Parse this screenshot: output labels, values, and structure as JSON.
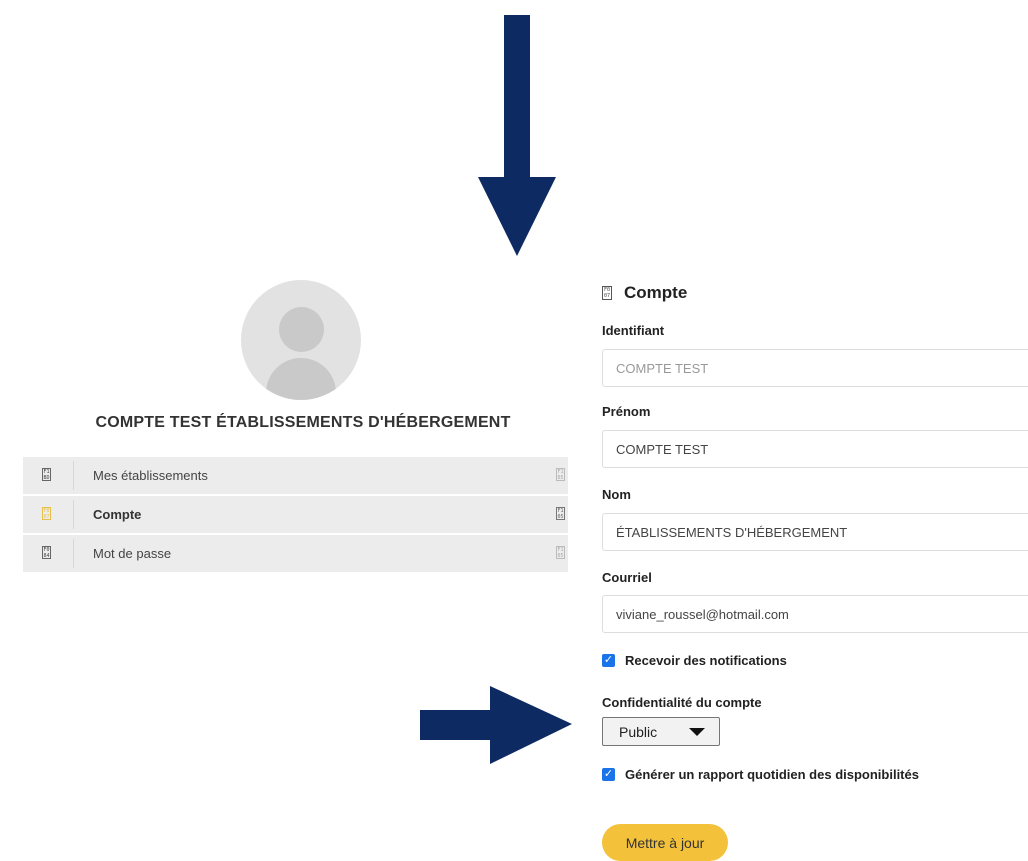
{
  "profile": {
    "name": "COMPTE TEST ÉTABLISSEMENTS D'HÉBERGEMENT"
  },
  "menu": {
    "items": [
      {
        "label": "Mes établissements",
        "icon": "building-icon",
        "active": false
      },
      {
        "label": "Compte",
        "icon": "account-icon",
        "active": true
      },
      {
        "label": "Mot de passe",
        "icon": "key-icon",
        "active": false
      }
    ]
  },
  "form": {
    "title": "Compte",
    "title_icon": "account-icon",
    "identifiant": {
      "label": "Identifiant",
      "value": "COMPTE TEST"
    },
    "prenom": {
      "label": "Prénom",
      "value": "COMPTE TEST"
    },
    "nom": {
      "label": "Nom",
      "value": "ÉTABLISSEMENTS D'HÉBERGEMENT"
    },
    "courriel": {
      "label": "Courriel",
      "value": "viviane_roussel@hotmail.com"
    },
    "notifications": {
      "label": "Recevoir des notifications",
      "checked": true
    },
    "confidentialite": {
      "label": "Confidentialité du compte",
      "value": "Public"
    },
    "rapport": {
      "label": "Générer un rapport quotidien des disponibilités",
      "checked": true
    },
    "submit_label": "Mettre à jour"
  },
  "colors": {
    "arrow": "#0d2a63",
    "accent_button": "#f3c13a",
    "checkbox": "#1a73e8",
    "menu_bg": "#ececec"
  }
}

============================================================

**GIVEN REQUEST**. Make a list of all lines in the data that contain "notifications".

**ANSWER FOR THIS EXERCISE**.
    "notifications": {
      "label": "Recevoir des notifications",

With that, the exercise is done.